→ THE EXERCISE:
Pull out every line from the listing that has the word "this".

— START —

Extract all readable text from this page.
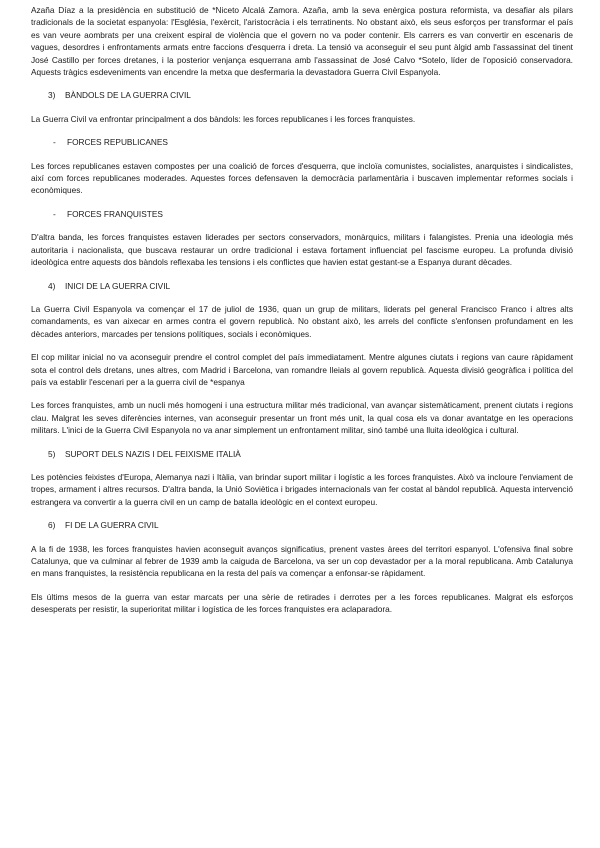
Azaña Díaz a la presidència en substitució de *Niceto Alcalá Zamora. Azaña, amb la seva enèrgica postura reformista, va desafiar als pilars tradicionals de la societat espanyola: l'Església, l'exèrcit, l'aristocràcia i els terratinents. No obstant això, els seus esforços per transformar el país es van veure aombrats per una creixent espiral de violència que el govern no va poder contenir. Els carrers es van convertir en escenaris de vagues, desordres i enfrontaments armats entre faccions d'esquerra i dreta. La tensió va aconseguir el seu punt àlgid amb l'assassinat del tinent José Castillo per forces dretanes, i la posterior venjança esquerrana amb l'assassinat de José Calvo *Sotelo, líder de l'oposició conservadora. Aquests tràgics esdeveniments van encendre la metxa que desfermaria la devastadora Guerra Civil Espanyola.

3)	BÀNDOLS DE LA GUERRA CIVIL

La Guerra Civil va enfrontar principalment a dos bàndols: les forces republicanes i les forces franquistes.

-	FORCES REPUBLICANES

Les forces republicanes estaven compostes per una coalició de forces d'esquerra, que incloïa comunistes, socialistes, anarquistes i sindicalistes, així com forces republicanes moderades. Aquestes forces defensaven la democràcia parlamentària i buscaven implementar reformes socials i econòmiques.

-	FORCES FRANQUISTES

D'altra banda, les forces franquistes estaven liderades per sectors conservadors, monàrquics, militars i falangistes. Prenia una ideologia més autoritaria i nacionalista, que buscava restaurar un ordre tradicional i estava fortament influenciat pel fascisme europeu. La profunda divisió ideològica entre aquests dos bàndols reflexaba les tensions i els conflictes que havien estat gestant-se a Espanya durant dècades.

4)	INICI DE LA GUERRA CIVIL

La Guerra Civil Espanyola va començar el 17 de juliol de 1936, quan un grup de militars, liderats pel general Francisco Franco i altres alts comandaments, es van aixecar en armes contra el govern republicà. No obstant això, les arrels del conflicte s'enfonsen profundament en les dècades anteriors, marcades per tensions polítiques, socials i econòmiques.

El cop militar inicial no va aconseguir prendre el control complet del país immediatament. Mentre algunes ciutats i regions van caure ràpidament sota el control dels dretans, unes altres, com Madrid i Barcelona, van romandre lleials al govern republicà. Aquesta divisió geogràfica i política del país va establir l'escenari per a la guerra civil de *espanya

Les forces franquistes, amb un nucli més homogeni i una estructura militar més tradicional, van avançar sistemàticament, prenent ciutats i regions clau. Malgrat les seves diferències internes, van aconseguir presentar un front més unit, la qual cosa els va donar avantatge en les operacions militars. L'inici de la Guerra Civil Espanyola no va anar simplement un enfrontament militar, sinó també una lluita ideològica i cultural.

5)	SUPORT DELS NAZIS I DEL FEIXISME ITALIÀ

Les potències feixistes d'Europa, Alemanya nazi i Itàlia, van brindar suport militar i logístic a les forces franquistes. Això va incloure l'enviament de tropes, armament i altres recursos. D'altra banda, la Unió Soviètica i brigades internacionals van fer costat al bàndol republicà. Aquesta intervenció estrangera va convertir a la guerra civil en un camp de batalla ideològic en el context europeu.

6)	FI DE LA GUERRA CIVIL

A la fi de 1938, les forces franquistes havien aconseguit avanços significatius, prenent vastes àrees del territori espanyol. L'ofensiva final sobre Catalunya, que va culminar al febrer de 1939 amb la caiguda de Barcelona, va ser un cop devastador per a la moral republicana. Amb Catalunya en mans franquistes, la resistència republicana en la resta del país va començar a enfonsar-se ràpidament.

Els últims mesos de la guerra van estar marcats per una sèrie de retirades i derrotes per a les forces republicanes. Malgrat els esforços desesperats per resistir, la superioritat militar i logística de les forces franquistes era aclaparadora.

— END —
— START —

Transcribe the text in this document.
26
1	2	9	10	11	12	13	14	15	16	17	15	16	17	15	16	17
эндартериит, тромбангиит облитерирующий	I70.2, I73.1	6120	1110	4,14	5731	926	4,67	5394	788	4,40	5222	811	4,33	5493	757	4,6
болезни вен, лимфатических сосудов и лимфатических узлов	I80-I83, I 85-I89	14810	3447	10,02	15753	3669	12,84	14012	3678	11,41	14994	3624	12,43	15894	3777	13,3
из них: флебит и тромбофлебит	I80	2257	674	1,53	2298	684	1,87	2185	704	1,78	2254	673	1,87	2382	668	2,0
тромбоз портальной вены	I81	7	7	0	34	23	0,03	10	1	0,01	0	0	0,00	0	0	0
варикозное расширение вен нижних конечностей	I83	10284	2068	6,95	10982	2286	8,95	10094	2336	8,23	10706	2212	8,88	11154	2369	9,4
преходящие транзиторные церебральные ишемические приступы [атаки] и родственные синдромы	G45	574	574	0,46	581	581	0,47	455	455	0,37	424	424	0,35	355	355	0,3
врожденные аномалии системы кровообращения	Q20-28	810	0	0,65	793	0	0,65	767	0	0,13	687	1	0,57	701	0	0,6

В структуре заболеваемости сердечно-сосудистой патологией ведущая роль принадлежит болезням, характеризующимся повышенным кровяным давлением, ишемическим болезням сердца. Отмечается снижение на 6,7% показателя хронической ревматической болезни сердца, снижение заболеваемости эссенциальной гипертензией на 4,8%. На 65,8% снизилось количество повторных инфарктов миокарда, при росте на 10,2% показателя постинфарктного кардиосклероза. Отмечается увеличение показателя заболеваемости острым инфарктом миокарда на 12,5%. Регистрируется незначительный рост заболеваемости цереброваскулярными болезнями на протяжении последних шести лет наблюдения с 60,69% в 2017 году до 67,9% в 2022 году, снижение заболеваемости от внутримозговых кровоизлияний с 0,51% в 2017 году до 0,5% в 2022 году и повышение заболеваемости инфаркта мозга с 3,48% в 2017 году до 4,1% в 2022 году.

— END —
— START —

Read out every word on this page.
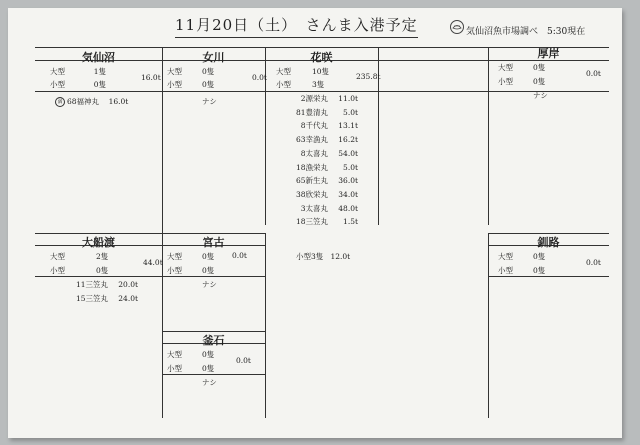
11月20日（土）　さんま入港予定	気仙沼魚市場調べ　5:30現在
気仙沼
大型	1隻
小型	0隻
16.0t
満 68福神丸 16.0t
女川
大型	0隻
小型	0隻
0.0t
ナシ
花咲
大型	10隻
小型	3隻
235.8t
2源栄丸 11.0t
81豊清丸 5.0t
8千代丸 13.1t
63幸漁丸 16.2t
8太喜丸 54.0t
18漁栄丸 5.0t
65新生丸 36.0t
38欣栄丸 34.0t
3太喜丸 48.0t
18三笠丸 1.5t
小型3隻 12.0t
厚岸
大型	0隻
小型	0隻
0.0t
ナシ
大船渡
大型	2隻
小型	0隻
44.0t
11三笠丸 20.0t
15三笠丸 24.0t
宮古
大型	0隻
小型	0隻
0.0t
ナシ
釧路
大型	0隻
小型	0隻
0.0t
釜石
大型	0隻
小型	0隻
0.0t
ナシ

— END —

→ SOLUTION BELOW:
Extract all readable text from this page.
Transcribe the text in this document.
Read out every word on this page.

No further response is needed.